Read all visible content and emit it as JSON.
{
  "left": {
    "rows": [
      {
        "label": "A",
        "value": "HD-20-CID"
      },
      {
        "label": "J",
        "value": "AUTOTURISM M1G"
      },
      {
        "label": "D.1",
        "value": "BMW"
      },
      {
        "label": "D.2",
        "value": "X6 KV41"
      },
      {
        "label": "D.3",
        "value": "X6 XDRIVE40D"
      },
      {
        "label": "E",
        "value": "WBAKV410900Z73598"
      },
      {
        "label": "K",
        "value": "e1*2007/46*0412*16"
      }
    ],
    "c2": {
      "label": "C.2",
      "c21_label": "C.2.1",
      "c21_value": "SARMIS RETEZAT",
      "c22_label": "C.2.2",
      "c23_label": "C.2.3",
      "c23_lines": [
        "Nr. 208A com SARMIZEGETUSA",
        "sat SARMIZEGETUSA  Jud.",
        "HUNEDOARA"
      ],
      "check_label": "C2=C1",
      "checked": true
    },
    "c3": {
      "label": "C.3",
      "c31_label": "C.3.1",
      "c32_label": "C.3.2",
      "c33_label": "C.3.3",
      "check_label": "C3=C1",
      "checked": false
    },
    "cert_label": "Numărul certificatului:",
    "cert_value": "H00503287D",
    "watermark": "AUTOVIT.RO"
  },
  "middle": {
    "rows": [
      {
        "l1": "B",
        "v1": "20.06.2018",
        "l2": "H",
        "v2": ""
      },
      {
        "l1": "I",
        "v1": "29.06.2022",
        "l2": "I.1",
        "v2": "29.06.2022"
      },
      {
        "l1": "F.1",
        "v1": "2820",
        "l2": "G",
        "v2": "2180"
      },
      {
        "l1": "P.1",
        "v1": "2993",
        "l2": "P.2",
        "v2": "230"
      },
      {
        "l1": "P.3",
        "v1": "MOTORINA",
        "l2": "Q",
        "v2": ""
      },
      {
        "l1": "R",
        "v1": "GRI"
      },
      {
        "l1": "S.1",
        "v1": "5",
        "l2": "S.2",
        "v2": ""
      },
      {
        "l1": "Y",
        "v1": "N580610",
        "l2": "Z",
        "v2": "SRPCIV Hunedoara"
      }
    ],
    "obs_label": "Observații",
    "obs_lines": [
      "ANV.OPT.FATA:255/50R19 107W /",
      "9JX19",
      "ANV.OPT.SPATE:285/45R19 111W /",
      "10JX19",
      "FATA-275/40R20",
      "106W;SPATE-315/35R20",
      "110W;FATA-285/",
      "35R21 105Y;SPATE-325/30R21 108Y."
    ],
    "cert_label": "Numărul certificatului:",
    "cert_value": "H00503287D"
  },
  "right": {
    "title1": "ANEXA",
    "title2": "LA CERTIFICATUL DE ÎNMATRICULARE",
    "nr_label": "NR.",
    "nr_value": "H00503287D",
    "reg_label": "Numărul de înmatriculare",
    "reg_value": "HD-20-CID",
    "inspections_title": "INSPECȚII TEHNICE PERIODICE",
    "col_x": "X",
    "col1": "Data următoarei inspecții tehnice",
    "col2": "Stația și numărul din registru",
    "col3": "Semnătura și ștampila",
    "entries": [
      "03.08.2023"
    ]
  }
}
--------
DIRECTION: Find the lines above that include the string "SPATE" and copy them.

COMPLETE RESPONSE:
      "ANV.OPT.SPATE:285/45R19 111W /",
      "106W;SPATE-315/35R20",
      "35R21 105Y;SPATE-325/30R21 108Y."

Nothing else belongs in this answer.